Materials provided:
--------------------------------

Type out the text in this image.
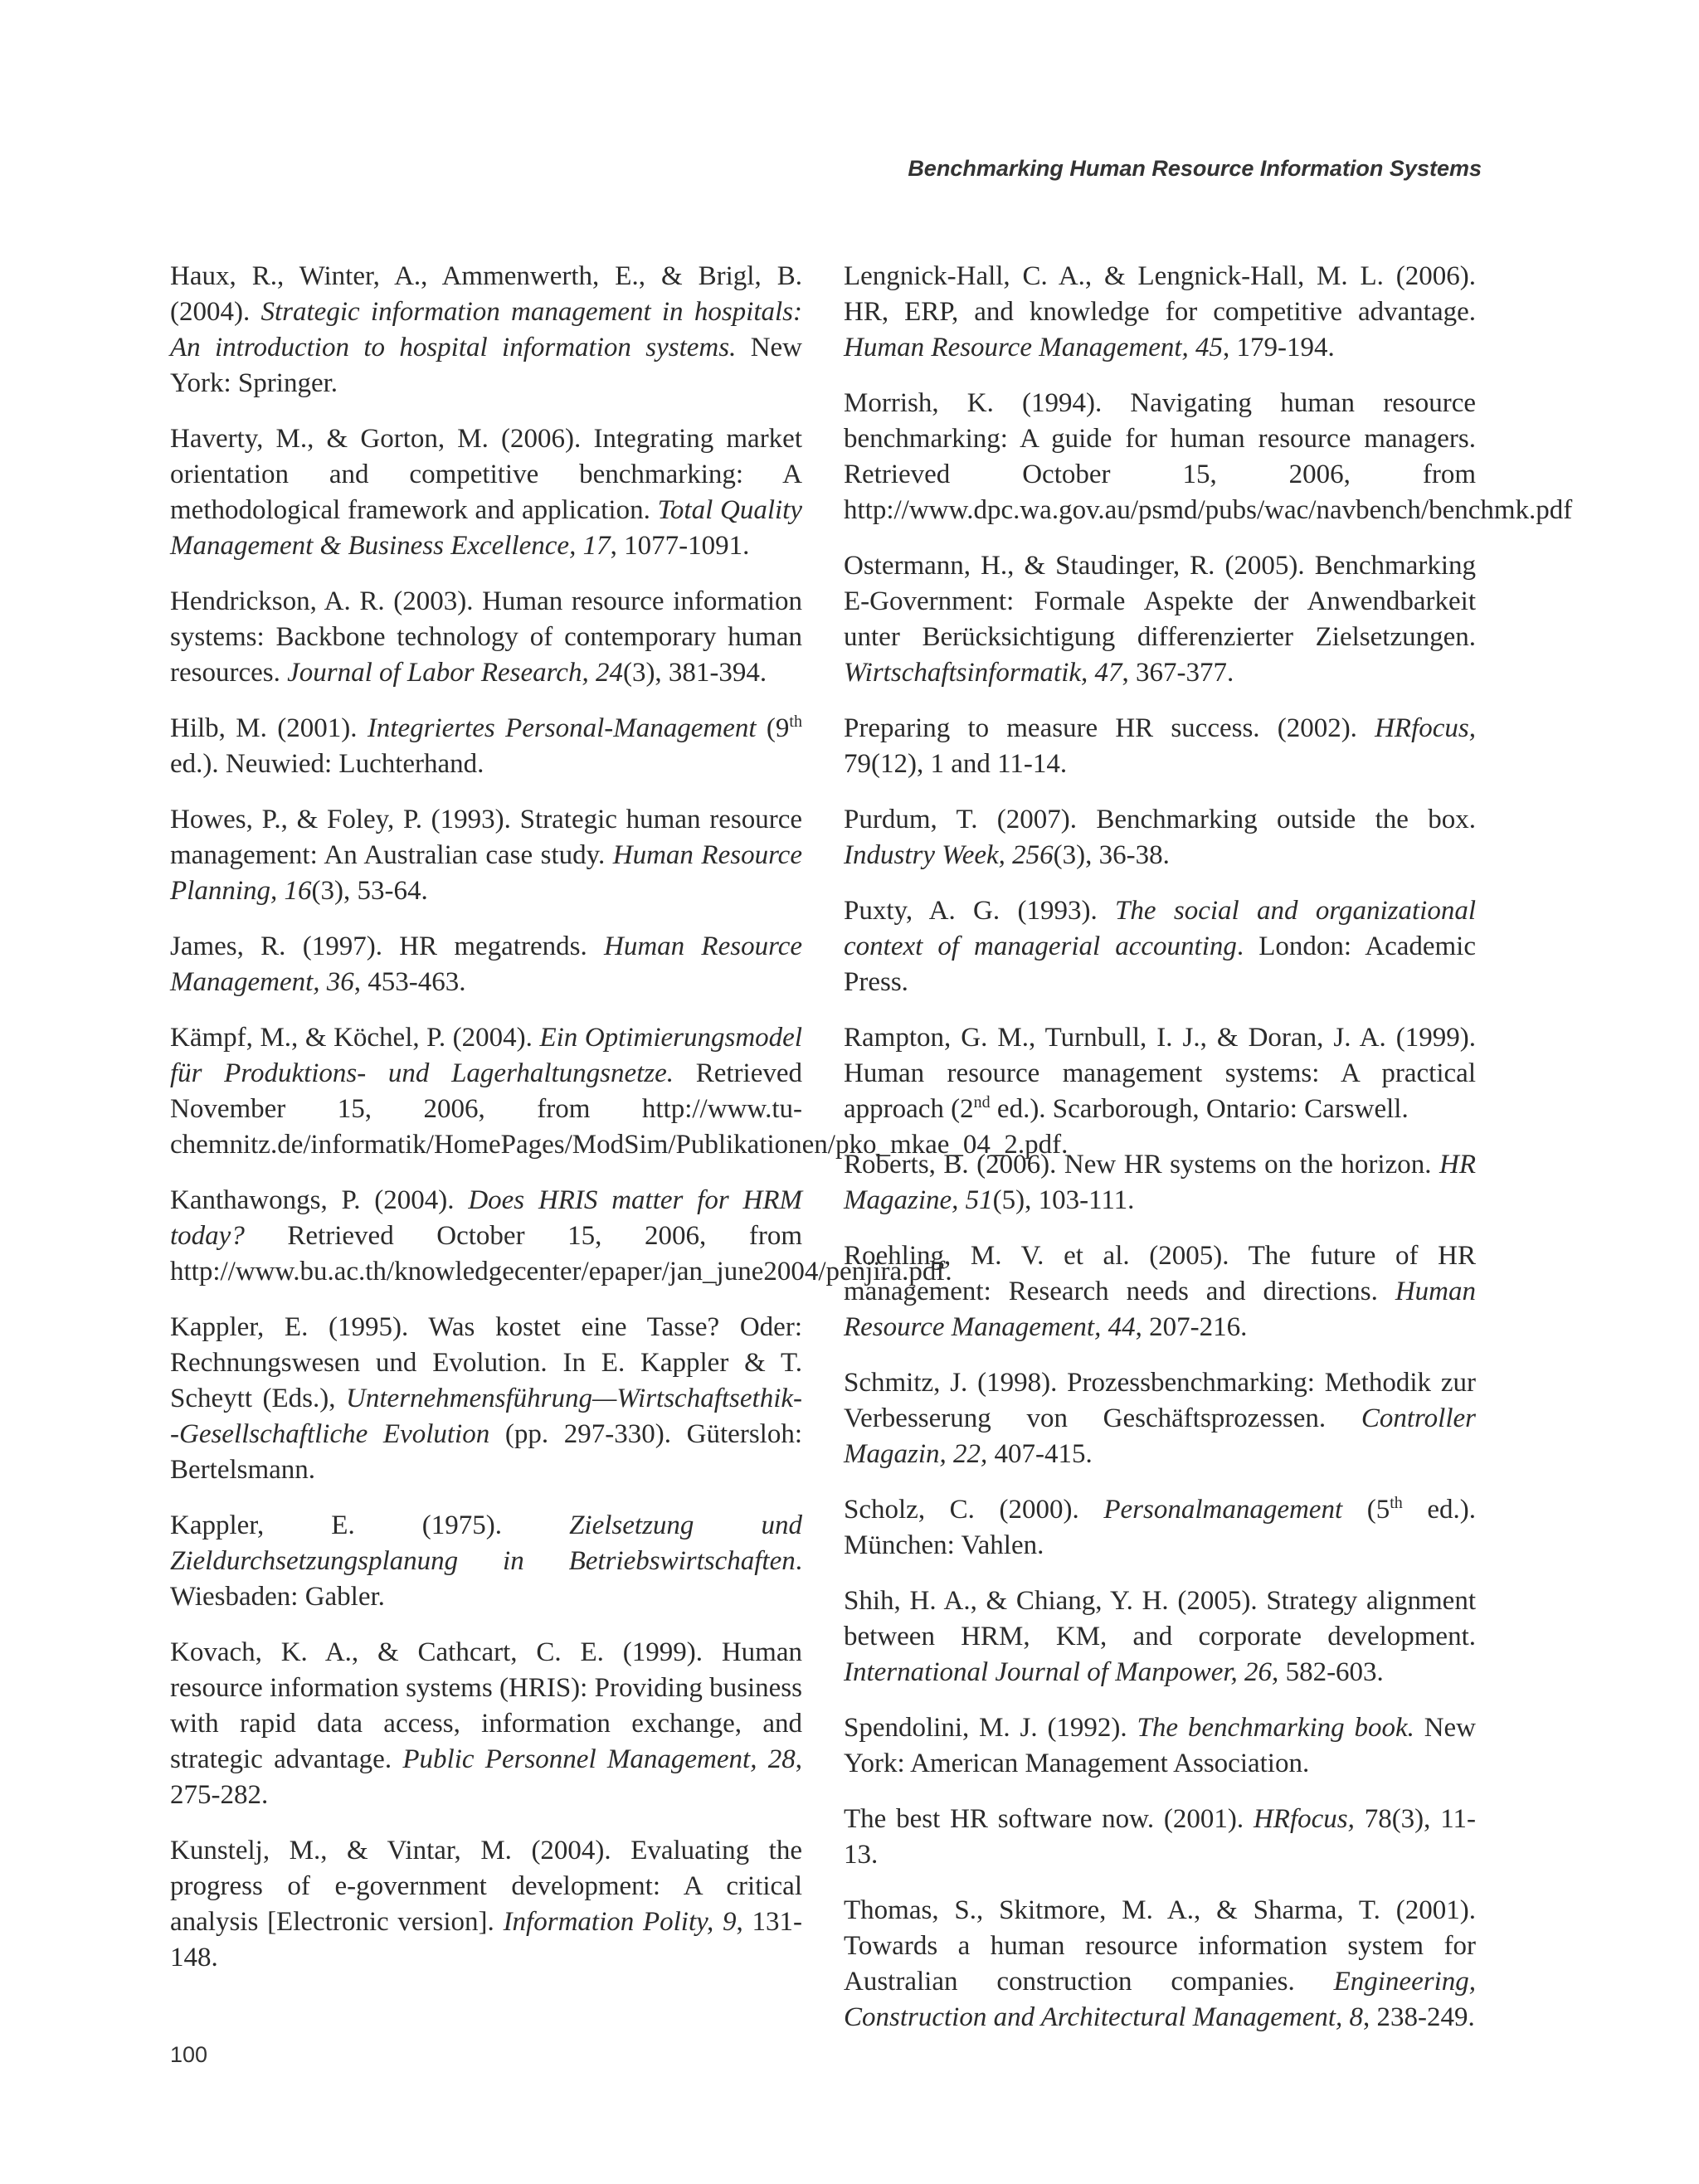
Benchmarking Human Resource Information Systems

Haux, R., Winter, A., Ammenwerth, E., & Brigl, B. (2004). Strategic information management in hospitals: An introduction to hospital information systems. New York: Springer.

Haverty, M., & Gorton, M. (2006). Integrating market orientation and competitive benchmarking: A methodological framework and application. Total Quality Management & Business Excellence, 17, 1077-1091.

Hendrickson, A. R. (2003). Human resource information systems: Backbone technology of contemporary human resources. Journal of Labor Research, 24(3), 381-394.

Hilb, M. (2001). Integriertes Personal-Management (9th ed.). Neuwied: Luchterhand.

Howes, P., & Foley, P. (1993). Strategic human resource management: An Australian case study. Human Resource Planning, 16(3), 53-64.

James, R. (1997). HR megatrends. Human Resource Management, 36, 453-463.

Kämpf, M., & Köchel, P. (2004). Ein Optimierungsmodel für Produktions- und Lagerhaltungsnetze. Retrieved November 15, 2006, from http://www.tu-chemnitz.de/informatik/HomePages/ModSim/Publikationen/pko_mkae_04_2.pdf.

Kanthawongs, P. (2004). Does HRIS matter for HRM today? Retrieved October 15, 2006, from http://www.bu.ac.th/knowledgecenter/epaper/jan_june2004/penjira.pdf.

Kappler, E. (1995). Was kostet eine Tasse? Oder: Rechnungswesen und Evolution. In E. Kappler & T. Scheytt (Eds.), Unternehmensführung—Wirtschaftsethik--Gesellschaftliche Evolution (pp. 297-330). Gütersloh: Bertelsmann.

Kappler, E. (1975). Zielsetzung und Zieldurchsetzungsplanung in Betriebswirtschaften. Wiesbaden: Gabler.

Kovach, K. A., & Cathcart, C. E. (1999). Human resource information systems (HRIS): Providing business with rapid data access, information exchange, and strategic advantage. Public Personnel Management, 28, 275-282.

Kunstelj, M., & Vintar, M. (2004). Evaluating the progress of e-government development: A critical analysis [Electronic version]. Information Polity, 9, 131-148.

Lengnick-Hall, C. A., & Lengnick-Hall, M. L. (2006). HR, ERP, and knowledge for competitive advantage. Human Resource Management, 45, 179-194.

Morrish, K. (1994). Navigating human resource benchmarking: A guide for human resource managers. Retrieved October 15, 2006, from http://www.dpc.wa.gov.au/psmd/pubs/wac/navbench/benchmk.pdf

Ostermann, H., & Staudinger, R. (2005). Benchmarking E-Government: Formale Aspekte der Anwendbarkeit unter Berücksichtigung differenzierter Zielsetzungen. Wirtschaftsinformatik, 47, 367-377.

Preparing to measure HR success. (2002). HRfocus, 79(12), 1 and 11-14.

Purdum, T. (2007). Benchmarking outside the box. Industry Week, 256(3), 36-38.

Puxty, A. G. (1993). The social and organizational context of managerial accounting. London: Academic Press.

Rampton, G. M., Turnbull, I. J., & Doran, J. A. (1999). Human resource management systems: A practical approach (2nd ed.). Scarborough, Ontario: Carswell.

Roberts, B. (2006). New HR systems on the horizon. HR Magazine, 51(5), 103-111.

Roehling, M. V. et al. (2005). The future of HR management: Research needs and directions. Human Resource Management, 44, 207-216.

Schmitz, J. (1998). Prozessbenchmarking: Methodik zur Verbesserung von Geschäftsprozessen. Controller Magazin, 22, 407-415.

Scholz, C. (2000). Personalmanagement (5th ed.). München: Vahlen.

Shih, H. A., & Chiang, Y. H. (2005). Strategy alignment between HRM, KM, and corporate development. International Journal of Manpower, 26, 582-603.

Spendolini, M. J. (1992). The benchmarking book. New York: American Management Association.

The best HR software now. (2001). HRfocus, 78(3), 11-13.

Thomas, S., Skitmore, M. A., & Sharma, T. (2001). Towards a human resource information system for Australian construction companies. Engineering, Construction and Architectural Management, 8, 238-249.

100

--------------------------------

Challenge:
Retype the entries word for word. Omit any images.

Expected answer:
Type out the text in this image.
Benchmarking Human Resource Information Systems

Haux, R., Winter, A., Ammenwerth, E., & Brigl, B. (2004). Strategic information management in hospitals: An introduction to hospital information systems. New York: Springer.

Haverty, M., & Gorton, M. (2006). Integrating market orientation and competitive benchmarking: A methodological framework and application. Total Quality Management & Business Excellence, 17, 1077-1091.

Hendrickson, A. R. (2003). Human resource information systems: Backbone technology of contemporary human resources. Journal of Labor Research, 24(3), 381-394.

Hilb, M. (2001). Integriertes Personal-Management (9th ed.). Neuwied: Luchterhand.

Howes, P., & Foley, P. (1993). Strategic human resource management: An Australian case study. Human Resource Planning, 16(3), 53-64.

James, R. (1997). HR megatrends. Human Resource Management, 36, 453-463.

Kämpf, M., & Köchel, P. (2004). Ein Optimierungsmodel für Produktions- und Lagerhaltungsnetze. Retrieved November 15, 2006, from http://www.tu-chemnitz.de/informatik/HomePages/ModSim/Publikationen/pko_mkae_04_2.pdf.

Kanthawongs, P. (2004). Does HRIS matter for HRM today? Retrieved October 15, 2006, from http://www.bu.ac.th/knowledgecenter/epaper/jan_june2004/penjira.pdf.

Kappler, E. (1995). Was kostet eine Tasse? Oder: Rechnungswesen und Evolution. In E. Kappler & T. Scheytt (Eds.), Unternehmensführung—Wirtschaftsethik--Gesellschaftliche Evolution (pp. 297-330). Gütersloh: Bertelsmann.

Kappler, E. (1975). Zielsetzung und Zieldurchsetzungsplanung in Betriebswirtschaften. Wiesbaden: Gabler.

Kovach, K. A., & Cathcart, C. E. (1999). Human resource information systems (HRIS): Providing business with rapid data access, information exchange, and strategic advantage. Public Personnel Management, 28, 275-282.

Kunstelj, M., & Vintar, M. (2004). Evaluating the progress of e-government development: A critical analysis [Electronic version]. Information Polity, 9, 131-148.

Lengnick-Hall, C. A., & Lengnick-Hall, M. L. (2006). HR, ERP, and knowledge for competitive advantage. Human Resource Management, 45, 179-194.

Morrish, K. (1994). Navigating human resource benchmarking: A guide for human resource managers. Retrieved October 15, 2006, from http://www.dpc.wa.gov.au/psmd/pubs/wac/navbench/benchmk.pdf

Ostermann, H., & Staudinger, R. (2005). Benchmarking E-Government: Formale Aspekte der Anwendbarkeit unter Berücksichtigung differenzierter Zielsetzungen. Wirtschaftsinformatik, 47, 367-377.

Preparing to measure HR success. (2002). HRfocus, 79(12), 1 and 11-14.

Purdum, T. (2007). Benchmarking outside the box. Industry Week, 256(3), 36-38.

Puxty, A. G. (1993). The social and organizational context of managerial accounting. London: Academic Press.

Rampton, G. M., Turnbull, I. J., & Doran, J. A. (1999). Human resource management systems: A practical approach (2nd ed.). Scarborough, Ontario: Carswell.

Roberts, B. (2006). New HR systems on the horizon. HR Magazine, 51(5), 103-111.

Roehling, M. V. et al. (2005). The future of HR management: Research needs and directions. Human Resource Management, 44, 207-216.

Schmitz, J. (1998). Prozessbenchmarking: Methodik zur Verbesserung von Geschäftsprozessen. Controller Magazin, 22, 407-415.

Scholz, C. (2000). Personalmanagement (5th ed.). München: Vahlen.

Shih, H. A., & Chiang, Y. H. (2005). Strategy alignment between HRM, KM, and corporate development. International Journal of Manpower, 26, 582-603.

Spendolini, M. J. (1992). The benchmarking book. New York: American Management Association.

The best HR software now. (2001). HRfocus, 78(3), 11-13.

Thomas, S., Skitmore, M. A., & Sharma, T. (2001). Towards a human resource information system for Australian construction companies. Engineering, Construction and Architectural Management, 8, 238-249.

100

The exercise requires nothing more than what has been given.